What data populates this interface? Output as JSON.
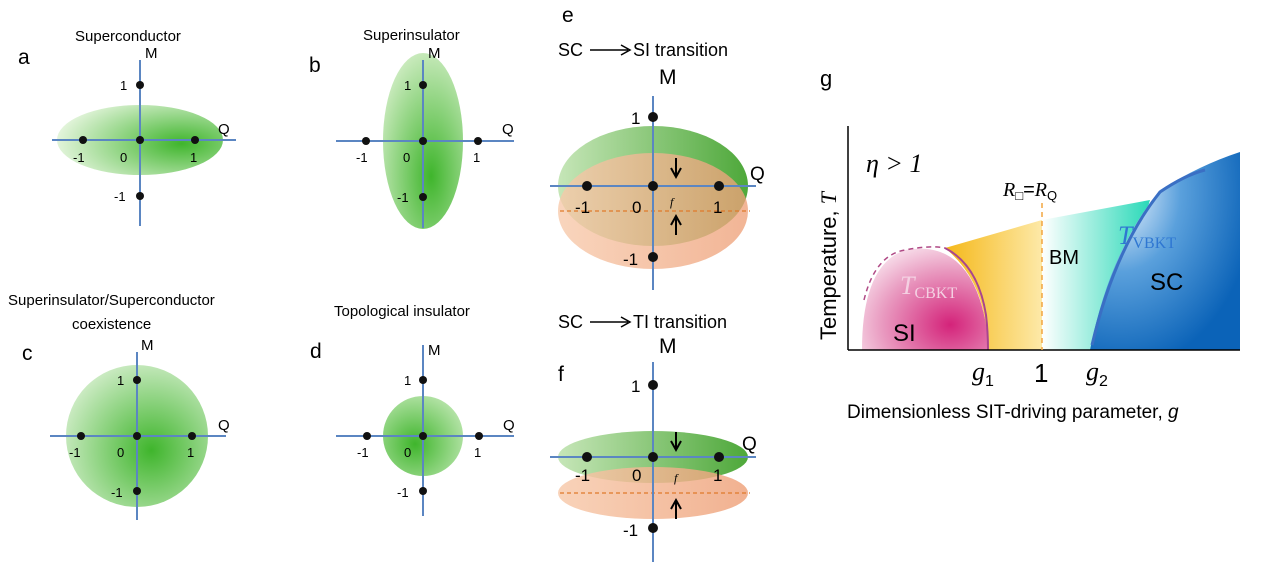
{
  "colors": {
    "axis": "#5b86c2",
    "green": "#46b832",
    "green_light": "#cbecc0",
    "orange": "#f0a882",
    "dashed_orange": "#e07a2a",
    "si_pink": "#d63a86",
    "sc_blue": "#0e6ac0",
    "bm_teal": "#2ad9b8",
    "orange_band": "#f5b818"
  },
  "panels": {
    "a": {
      "letter": "a",
      "title": "Superconductor",
      "m": "M",
      "q": "Q",
      "t1": "1",
      "tm1": "-1",
      "t0": "0",
      "r1": "1",
      "rm1": "-1"
    },
    "b": {
      "letter": "b",
      "title": "Superinsulator",
      "m": "M",
      "q": "Q",
      "t1": "1",
      "tm1": "-1",
      "t0": "0",
      "r1": "1",
      "rm1": "-1"
    },
    "c": {
      "letter": "c",
      "title_line1": "Superinsulator/Superconductor",
      "title_line2": "coexistence",
      "m": "M",
      "q": "Q",
      "t1": "1",
      "tm1": "-1",
      "t0": "0",
      "r1": "1",
      "rm1": "-1"
    },
    "d": {
      "letter": "d",
      "title": "Topological insulator",
      "m": "M",
      "q": "Q",
      "t1": "1",
      "tm1": "-1",
      "t0": "0",
      "r1": "1",
      "rm1": "-1"
    },
    "e": {
      "letter": "e",
      "title_sc": "SC",
      "title_rest": "SI transition",
      "m": "M",
      "q": "Q",
      "t1": "1",
      "tm1": "-1",
      "t0": "0",
      "r1": "1",
      "rm1": "-1",
      "f": "f"
    },
    "f": {
      "letter": "f",
      "title_sc": "SC",
      "title_rest": "TI transition",
      "m": "M",
      "q": "Q",
      "t1": "1",
      "tm1": "-1",
      "t0": "0",
      "r1": "1",
      "rm1": "-1",
      "f": "f"
    },
    "g": {
      "letter": "g",
      "eta": "η > 1",
      "ylabel": "Temperature, ",
      "ylabel_var": "T",
      "xlabel": "Dimensionless SIT-driving parameter, ",
      "xlabel_var": "g",
      "r_box": "R",
      "r_box_sub": "□",
      "r_eq": "=",
      "r_q": "R",
      "r_q_sub": "Q",
      "t_cbkt": "T",
      "t_cbkt_sub": "CBKT",
      "t_vbkt": "T",
      "t_vbkt_sub": "VBKT",
      "si": "SI",
      "sc": "SC",
      "bm": "BM",
      "g1": "g",
      "g1_sub": "1",
      "one": "1",
      "g2": "g",
      "g2_sub": "2"
    }
  }
}
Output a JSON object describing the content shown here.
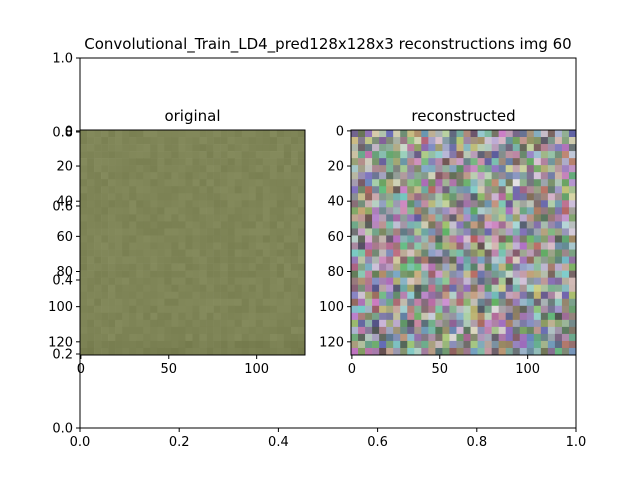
{
  "figure": {
    "title": "Convolutional_Train_LD4_pred128x128x3 reconstructions img 60"
  },
  "chart_data": [
    {
      "type": "scatter",
      "role": "background-axes",
      "title": "",
      "xlabel": "",
      "ylabel": "",
      "xlim": [
        0.0,
        1.0
      ],
      "ylim": [
        0.0,
        1.0
      ],
      "xticks": [
        0.0,
        0.2,
        0.4,
        0.6,
        0.8,
        1.0
      ],
      "xtick_labels": [
        "0.0",
        "0.2",
        "0.4",
        "0.6",
        "0.8",
        "1.0"
      ],
      "yticks": [
        0.0,
        0.2,
        0.4,
        0.6,
        0.8,
        1.0
      ],
      "ytick_labels": [
        "0.0",
        "0.2",
        "0.4",
        "0.6",
        "0.8",
        "1.0"
      ],
      "grid": false,
      "series": []
    },
    {
      "type": "heatmap",
      "title": "original",
      "xlabel": "",
      "ylabel": "",
      "xlim": [
        0,
        127
      ],
      "ylim": [
        127,
        0
      ],
      "xticks": [
        0,
        50,
        100
      ],
      "xtick_labels": [
        "0",
        "50",
        "100"
      ],
      "yticks": [
        0,
        20,
        40,
        60,
        80,
        100,
        120
      ],
      "ytick_labels": [
        "0",
        "20",
        "40",
        "60",
        "80",
        "100",
        "120"
      ],
      "image": {
        "width": 128,
        "height": 128,
        "channels": 3,
        "dominant_color": "#7f8557",
        "noise": 0.04
      }
    },
    {
      "type": "heatmap",
      "title": "reconstructed",
      "xlabel": "",
      "ylabel": "",
      "xlim": [
        0,
        127
      ],
      "ylim": [
        127,
        0
      ],
      "xticks": [
        0,
        50,
        100
      ],
      "xtick_labels": [
        "0",
        "50",
        "100"
      ],
      "yticks": [
        0,
        20,
        40,
        60,
        80,
        100,
        120
      ],
      "ytick_labels": [
        "0",
        "20",
        "40",
        "60",
        "80",
        "100",
        "120"
      ],
      "image": {
        "width": 128,
        "height": 128,
        "channels": 3,
        "dominant_color": "#8a8f8f",
        "noise": 0.55
      }
    }
  ]
}
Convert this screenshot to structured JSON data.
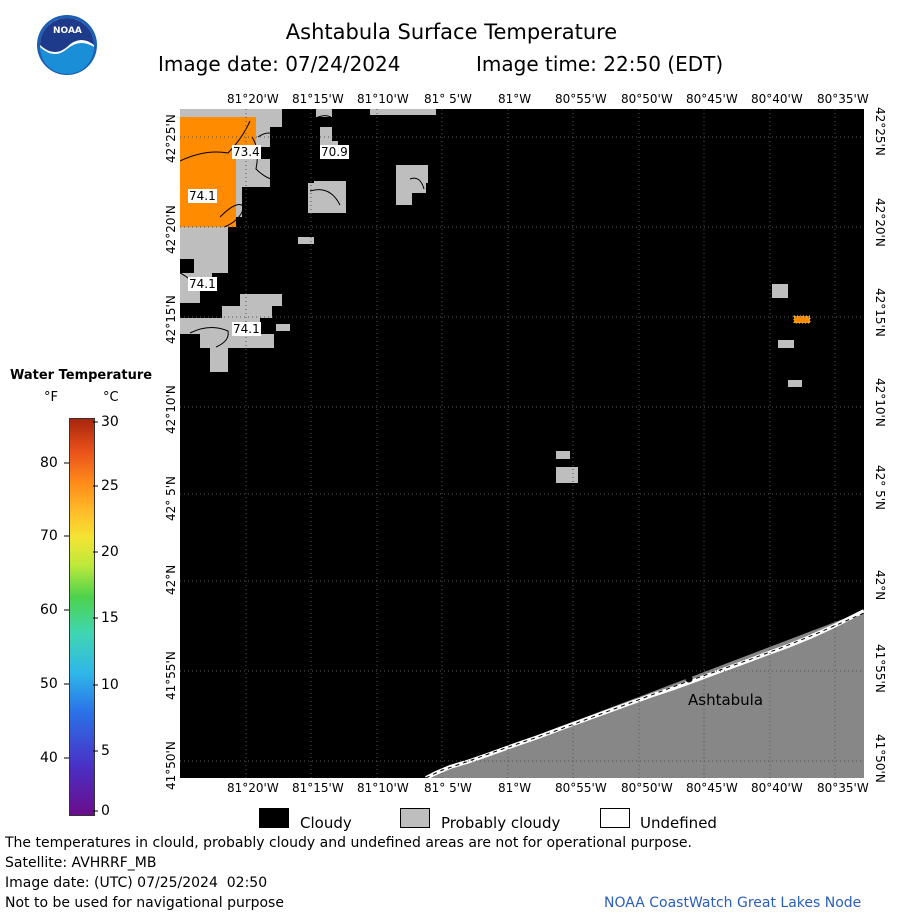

********

Given task
Quote the material word for word, dropping any images it holds.

Response
What data populates this interface? Output as JSON.
{
  "colors": {
    "axis": "#5b86c2",
    "green": "#46b832",
    "green_light": "#cbecc0",
    "orange": "#f0a882",
    "dashed_orange": "#e07a2a",
    "si_pink": "#d63a86",
    "sc_blue": "#0e6ac0",
    "bm_teal": "#2ad9b8",
    "orange_band": "#f5b818"
  },
  "panels": {
    "a": {
      "letter": "a",
      "title": "Superconductor",
      "m": "M",
      "q": "Q",
      "t1": "1",
      "tm1": "-1",
      "t0": "0",
      "r1": "1",
      "rm1": "-1"
    },
    "b": {
      "letter": "b",
      "title": "Superinsulator",
      "m": "M",
      "q": "Q",
      "t1": "1",
      "tm1": "-1",
      "t0": "0",
      "r1": "1",
      "rm1": "-1"
    },
    "c": {
      "letter": "c",
      "title_line1": "Superinsulator/Superconductor",
      "title_line2": "coexistence",
      "m": "M",
      "q": "Q",
      "t1": "1",
      "tm1": "-1",
      "t0": "0",
      "r1": "1",
      "rm1": "-1"
    },
    "d": {
      "letter": "d",
      "title": "Topological insulator",
      "m": "M",
      "q": "Q",
      "t1": "1",
      "tm1": "-1",
      "t0": "0",
      "r1": "1",
      "rm1": "-1"
    },
    "e": {
      "letter": "e",
      "title_sc": "SC",
      "title_rest": "SI transition",
      "m": "M",
      "q": "Q",
      "t1": "1",
      "tm1": "-1",
      "t0": "0",
      "r1": "1",
      "rm1": "-1",
      "f": "f"
    },
    "f": {
      "letter": "f",
      "title_sc": "SC",
      "title_rest": "TI transition",
      "m": "M",
      "q": "Q",
      "t1": "1",
      "tm1": "-1",
      "t0": "0",
      "r1": "1",
      "rm1": "-1",
      "f": "f"
    },
    "g": {
      "letter": "g",
      "eta": "η > 1",
      "ylabel": "Temperature, ",
      "ylabel_var": "T",
      "xlabel": "Dimensionless SIT-driving parameter, ",
      "xlabel_var": "g",
      "r_box": "R",
      "r_box_sub": "□",
      "r_eq": "=",
      "r_q": "R",
      "r_q_sub": "Q",
      "t_cbkt": "T",
      "t_cbkt_sub": "CBKT",
      "t_vbkt": "T",
      "t_vbkt_sub": "VBKT",
      "si": "SI",
      "sc": "SC",
      "bm": "BM",
      "g1": "g",
      "g1_sub": "1",
      "one": "1",
      "g2": "g",
      "g2_sub": "2"
    }
  }
}
Output a JSON object describing the content shown here.
{
  "figure": {
    "title": "Convolutional_Train_LD4_pred128x128x3 reconstructions img 60"
  },
  "chart_data": [
    {
      "type": "scatter",
      "role": "background-axes",
      "title": "",
      "xlabel": "",
      "ylabel": "",
      "xlim": [
        0.0,
        1.0
      ],
      "ylim": [
        0.0,
        1.0
      ],
      "xticks": [
        0.0,
        0.2,
        0.4,
        0.6,
        0.8,
        1.0
      ],
      "xtick_labels": [
        "0.0",
        "0.2",
        "0.4",
        "0.6",
        "0.8",
        "1.0"
      ],
      "yticks": [
        0.0,
        0.2,
        0.4,
        0.6,
        0.8,
        1.0
      ],
      "ytick_labels": [
        "0.0",
        "0.2",
        "0.4",
        "0.6",
        "0.8",
        "1.0"
      ],
      "grid": false,
      "series": []
    },
    {
      "type": "heatmap",
      "title": "original",
      "xlabel": "",
      "ylabel": "",
      "xlim": [
        0,
        127
      ],
      "ylim": [
        127,
        0
      ],
      "xticks": [
        0,
        50,
        100
      ],
      "xtick_labels": [
        "0",
        "50",
        "100"
      ],
      "yticks": [
        0,
        20,
        40,
        60,
        80,
        100,
        120
      ],
      "ytick_labels": [
        "0",
        "20",
        "40",
        "60",
        "80",
        "100",
        "120"
      ],
      "image": {
        "width": 128,
        "height": 128,
        "channels": 3,
        "dominant_color": "#7f8557",
        "noise": 0.04
      }
    },
    {
      "type": "heatmap",
      "title": "reconstructed",
      "xlabel": "",
      "ylabel": "",
      "xlim": [
        0,
        127
      ],
      "ylim": [
        127,
        0
      ],
      "xticks": [
        0,
        50,
        100
      ],
      "xtick_labels": [
        "0",
        "50",
        "100"
      ],
      "yticks": [
        0,
        20,
        40,
        60,
        80,
        100,
        120
      ],
      "ytick_labels": [
        "0",
        "20",
        "40",
        "60",
        "80",
        "100",
        "120"
      ],
      "image": {
        "width": 128,
        "height": 128,
        "channels": 3,
        "dominant_color": "#8a8f8f",
        "noise": 0.55
      }
    }
  ]
}
Convert this screenshot to structured JSON data.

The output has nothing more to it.